• [Given task]: In the material below, find every line with "vida" and pull it out.

• [Provided entries]:

# # # # #

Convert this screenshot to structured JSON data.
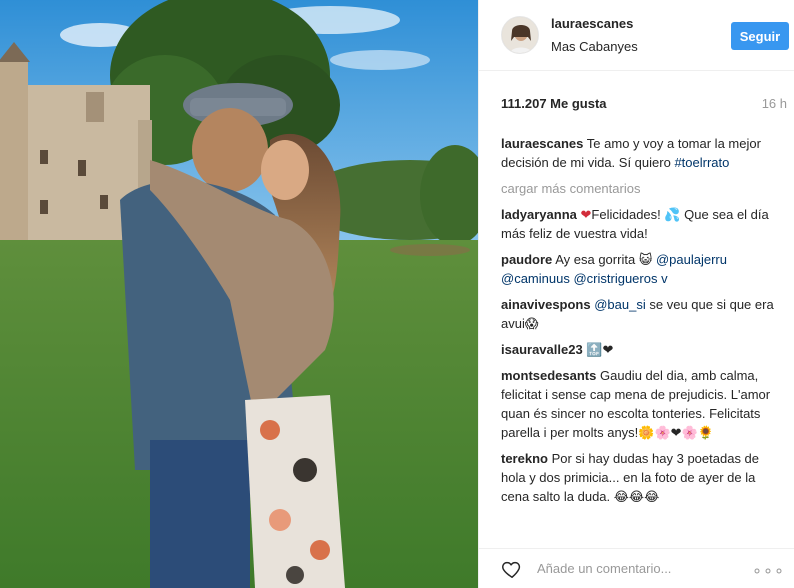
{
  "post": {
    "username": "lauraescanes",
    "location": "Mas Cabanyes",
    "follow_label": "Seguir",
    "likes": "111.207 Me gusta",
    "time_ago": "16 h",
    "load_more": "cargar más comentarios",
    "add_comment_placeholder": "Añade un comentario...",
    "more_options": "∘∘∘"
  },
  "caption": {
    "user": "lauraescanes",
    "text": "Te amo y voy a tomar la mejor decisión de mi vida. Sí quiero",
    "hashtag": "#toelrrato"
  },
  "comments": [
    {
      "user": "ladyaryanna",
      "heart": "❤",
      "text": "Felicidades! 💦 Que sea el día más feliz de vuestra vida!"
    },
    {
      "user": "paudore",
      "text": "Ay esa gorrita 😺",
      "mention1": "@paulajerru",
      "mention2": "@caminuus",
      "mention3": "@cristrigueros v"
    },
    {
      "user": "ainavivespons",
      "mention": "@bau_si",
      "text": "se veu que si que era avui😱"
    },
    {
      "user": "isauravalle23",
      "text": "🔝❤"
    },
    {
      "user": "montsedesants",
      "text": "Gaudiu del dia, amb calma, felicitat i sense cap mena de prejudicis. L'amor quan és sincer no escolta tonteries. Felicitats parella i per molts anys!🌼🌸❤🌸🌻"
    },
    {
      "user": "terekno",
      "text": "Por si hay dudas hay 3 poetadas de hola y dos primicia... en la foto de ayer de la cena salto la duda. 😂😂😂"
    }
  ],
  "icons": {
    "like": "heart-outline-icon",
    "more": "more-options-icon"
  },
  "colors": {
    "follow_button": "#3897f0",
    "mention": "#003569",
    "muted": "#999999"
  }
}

# # # # #

• [Written response]:
    "text": "Te amo y voy a tomar la mejor decisión de mi vida. Sí quiero",
      "text": "Felicidades! 💦 Que sea el día más feliz de vuestra vida!"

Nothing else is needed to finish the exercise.